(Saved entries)
####################

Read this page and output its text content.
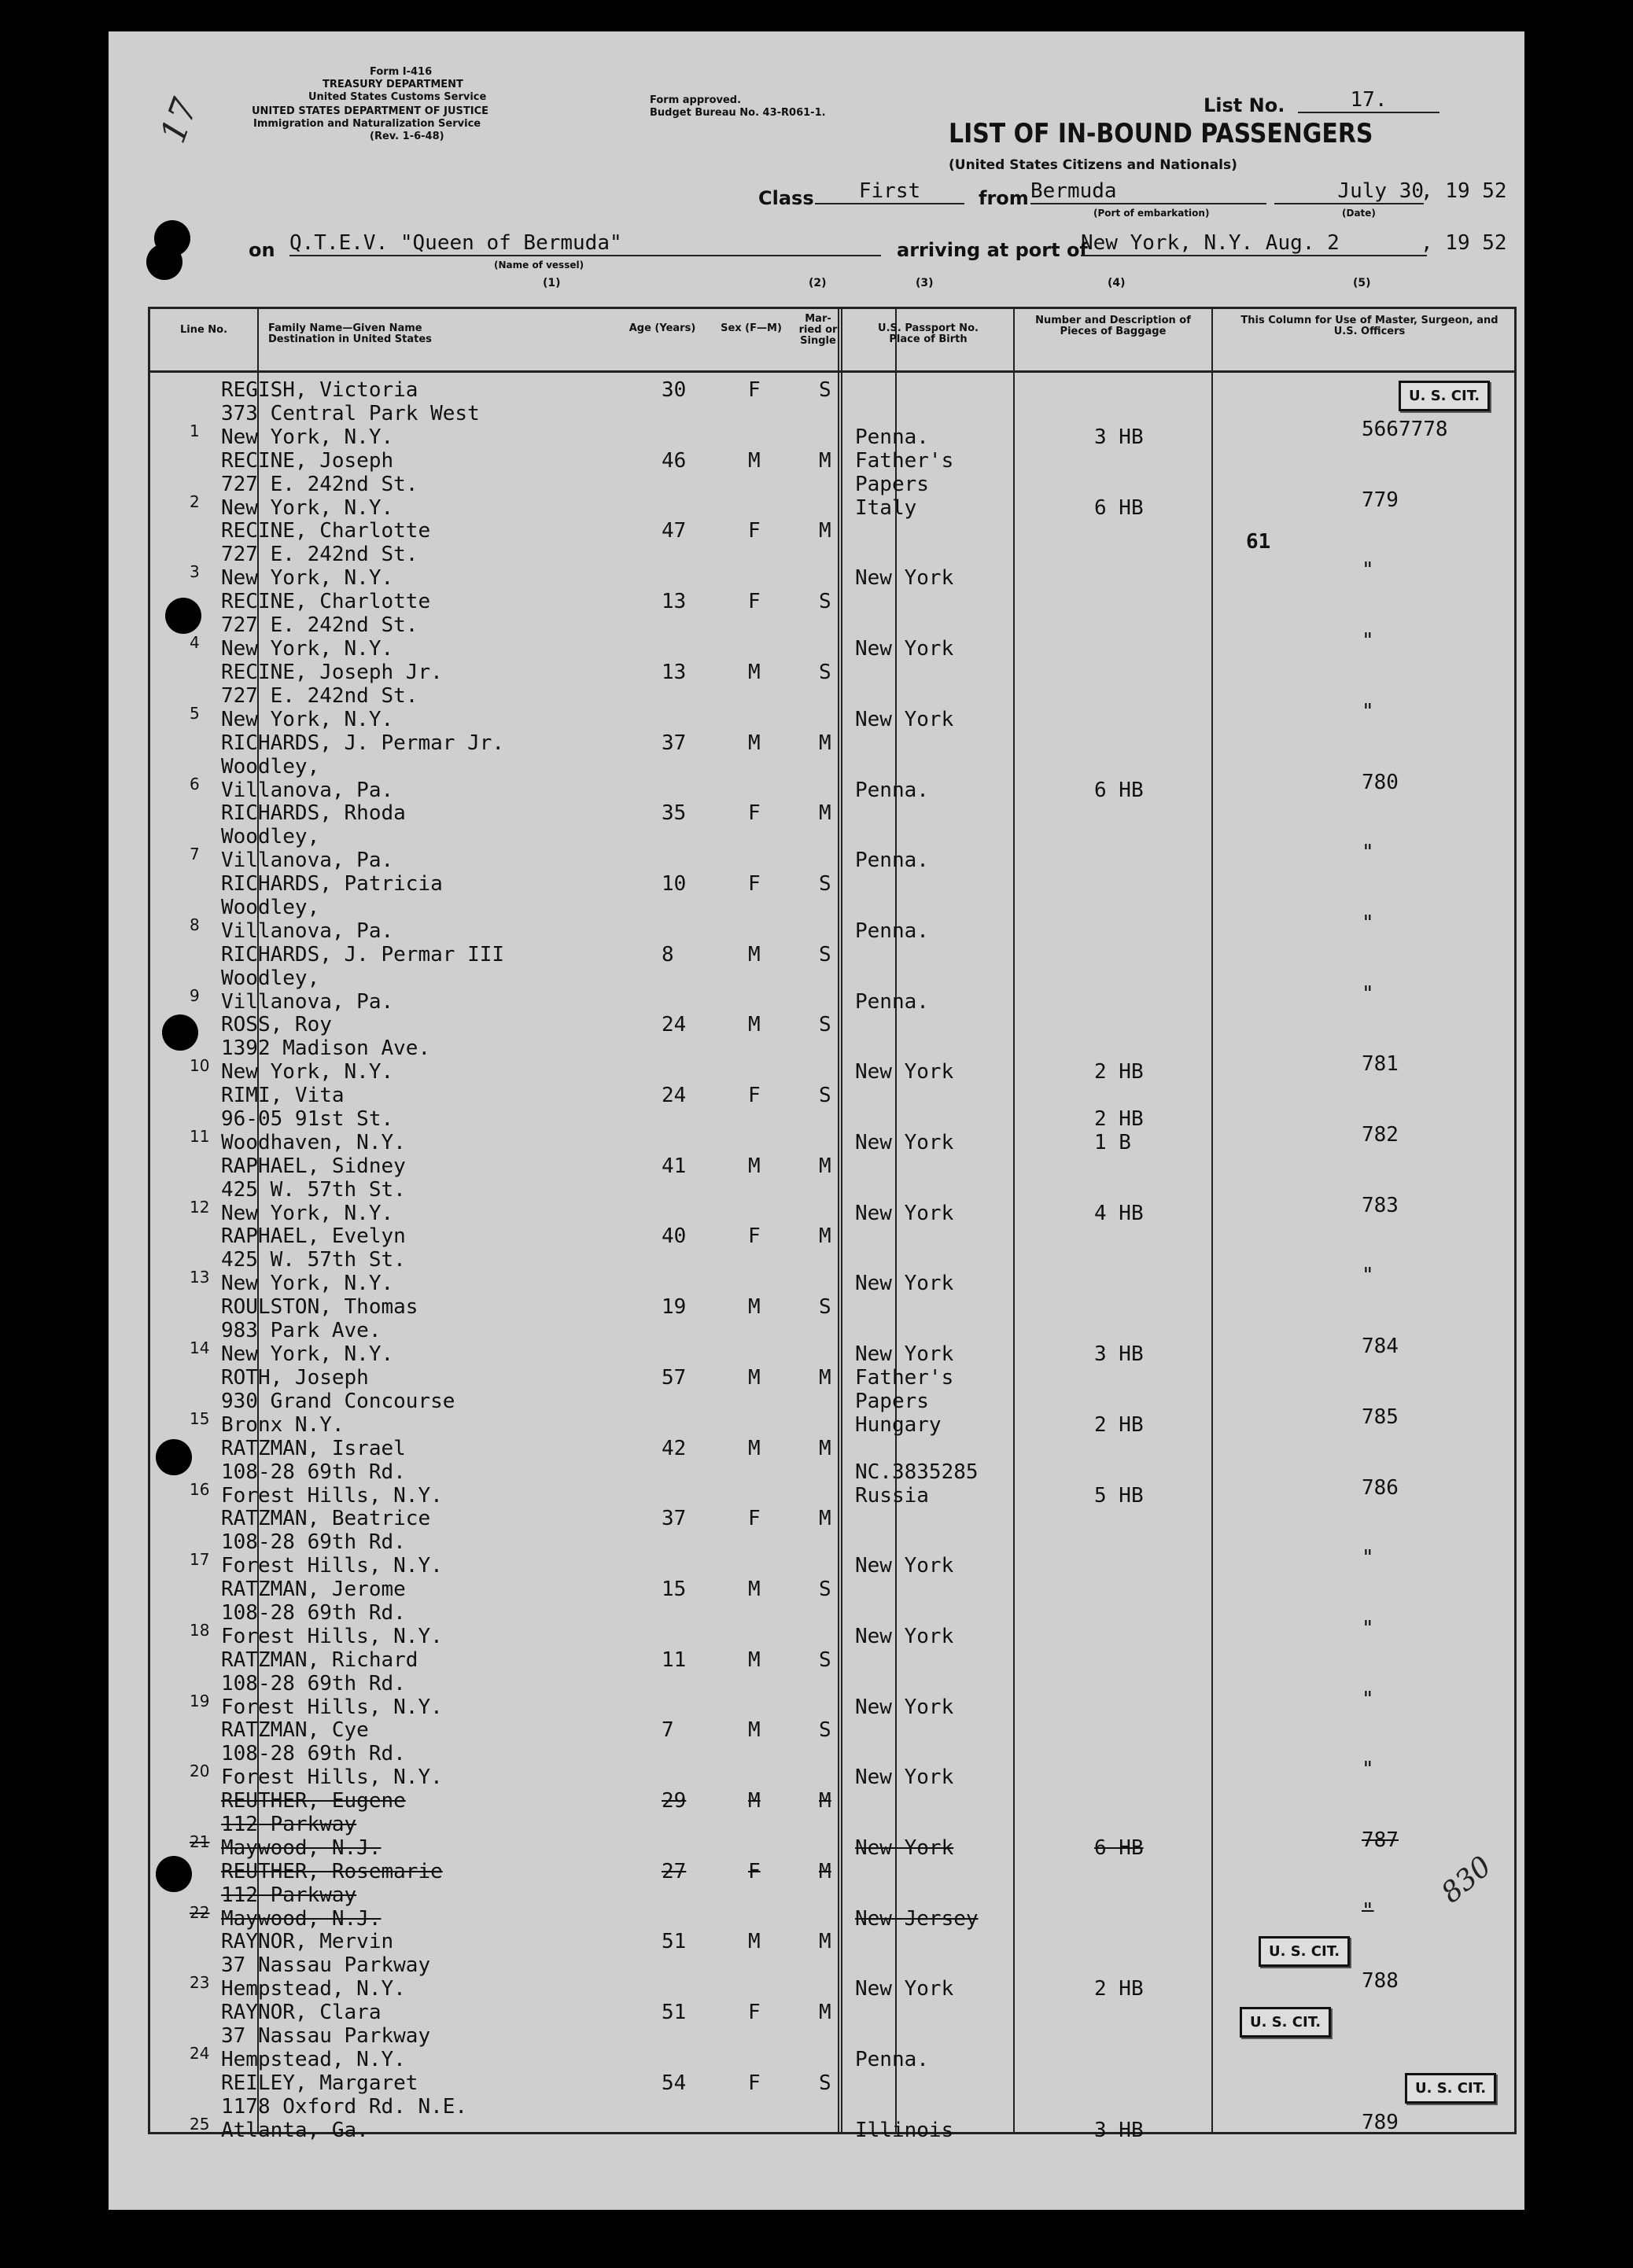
17
Form I-416
TREASURY DEPARTMENT
United States Customs Service
UNITED STATES DEPARTMENT OF JUSTICE
Immigration and Naturalization Service
(Rev. 1-6-48)
Form approved.
Budget Bureau No. 43-R061-1.	List No.	17.
LIST OF IN-BOUND PASSENGERS
(United States Citizens and Nationals)
Class	First	from Bermuda
(Port of embarkation)
July 30
, 19 52
(Date)
on Q.T.E.V. "Queen of Bermuda"
(Name of vessel)
arriving at port of
New York, N.Y. Aug. 2	, 19 52
(1)	(2)	(3)	(4)	(5)
Line No.	Family Name—Given Name
Destination in United States
Age (Years) Sex (F—M)
Mar-ried or Single
U.S. Passport No.
Place of Birth
Number and Description of Pieces of Baggage
This Column for Use of Master, Surgeon, and U.S. Officers
1
REGISH, Victoria
373 Central Park West
New York, N.Y.
30	F	S
Penna.	3 HB	5667778
2
RECINE, Joseph
727 E. 242nd St.
New York, N.Y.
46	M	M Father's
Papers
Italy	6 HB	779
3
RECINE, Charlotte
727 E. 242nd St.
New York, N.Y.
47	F	M
New York	"
4
RECINE, Charlotte
727 E. 242nd St.
New York, N.Y.
13	F	S
New York	"
5
RECINE, Joseph Jr.
727 E. 242nd St.
New York, N.Y.
13	M	S
New York	"
6
RICHARDS, J. Permar Jr.
Woodley,
Villanova, Pa.
37	M	M
Penna.	6 HB	780
7
RICHARDS, Rhoda
Woodley,
Villanova, Pa.
35	F	M
Penna.	"
8
RICHARDS, Patricia
Woodley,
Villanova, Pa.
10	F	S
Penna.	"
9
RICHARDS, J. Permar III
Woodley,
Villanova, Pa.
8	M	S
Penna.	"
10
ROSS, Roy
1392 Madison Ave.
New York, N.Y.
24	M	S
New York	2 HB	781
11
RIMI, Vita
96-05 91st St.
Woodhaven, N.Y.
24	F	S
New York
2 HB
1 B	782
12
RAPHAEL, Sidney
425 W. 57th St.
New York, N.Y.
41	M	M
New York	4 HB	783
13
RAPHAEL, Evelyn
425 W. 57th St.
New York, N.Y.
40	F	M
New York	"
14
ROULSTON, Thomas
983 Park Ave.
New York, N.Y.
19	M	S
New York	3 HB	784
15
ROTH, Joseph
930 Grand Concourse
Bronx N.Y.
57	M	M Father's
Papers
Hungary	2 HB	785
16
RATZMAN, Israel
108-28 69th Rd.
Forest Hills, N.Y.
42	M	M
NC.3835285
Russia	5 HB	786
17
RATZMAN, Beatrice
108-28 69th Rd.
Forest Hills, N.Y.
37	F	M
New York	"
18
RATZMAN, Jerome
108-28 69th Rd.
Forest Hills, N.Y.
15	M	S
New York	"
19
RATZMAN, Richard
108-28 69th Rd.
Forest Hills, N.Y.
11	M	S
New York	"
20
RATZMAN, Cye
108-28 69th Rd.
Forest Hills, N.Y.
7	M	S
New York	"
21
REUTHER, Eugene
112 Parkway
Maywood, N.J.
29	M	M
New York	6 HB	787
22
REUTHER, Rosemarie
112 Parkway
Maywood, N.J.
27	F	M
New Jersey	"
23
RAYNOR, Mervin
37 Nassau Parkway
Hempstead, N.Y.
51	M	M
New York	2 HB	788
24
RAYNOR, Clara
37 Nassau Parkway
Hempstead, N.Y.
51	F	M
Penna.
25
REILEY, Margaret
1178 Oxford Rd. N.E.
Atlanta, Ga.
54	F	S
Illinois	3 HB	789
U. S. CIT.
U. S. CIT.
U. S. CIT.
U. S. CIT.
61
830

####################

Exercise goal: Collect the lines of the records that include the string "DEPARTMENT".

Expected answer:
TREASURY DEPARTMENT
UNITED STATES DEPARTMENT OF JUSTICE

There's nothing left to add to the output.